• [Short problem] In the listing below, how many lines contain the word "Республики"? Please respond with the number only.

--- Start of Material supplied ---

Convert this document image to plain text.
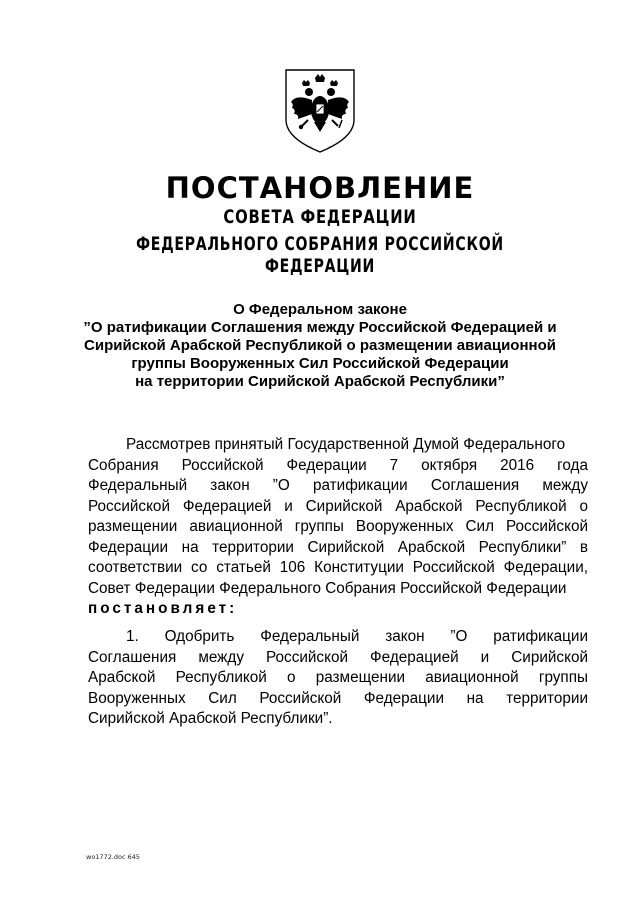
ПОСТАНОВЛЕНИЕ
СОВЕТА ФЕДЕРАЦИИ
ФЕДЕРАЛЬНОГО СОБРАНИЯ РОССИЙСКОЙ ФЕДЕРАЦИИ
О Федеральном законе
”О ратификации Соглашения между Российской Федерацией и
Сирийской Арабской Республикой о размещении авиационной
группы Вооруженных Сил Российской Федерации
на территории Сирийской Арабской Республики”
Рассмотрев принятый Государственной Думой Федерального
Собрания Российской Федерации 7 октября 2016 года
Федеральный закон ”О ратификации Соглашения между
Российской Федерацией и Сирийской Арабской Республикой о
размещении авиационной группы Вооруженных Сил Российской
Федерации на территории Сирийской Арабской Республики” в
соответствии со статьей 106 Конституции Российской Федерации,
Совет Федерации Федерального Собрания Российской Федерации
постановляет:
1. Одобрить Федеральный закон ”О ратификации
Соглашения между Российской Федерацией и Сирийской
Арабской Республикой о размещении авиационной группы
Вооруженных Сил Российской Федерации на территории
Сирийской Арабской Республики”.
wo1772.doc 645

--- End of Material supplied ---

• [Response below] 3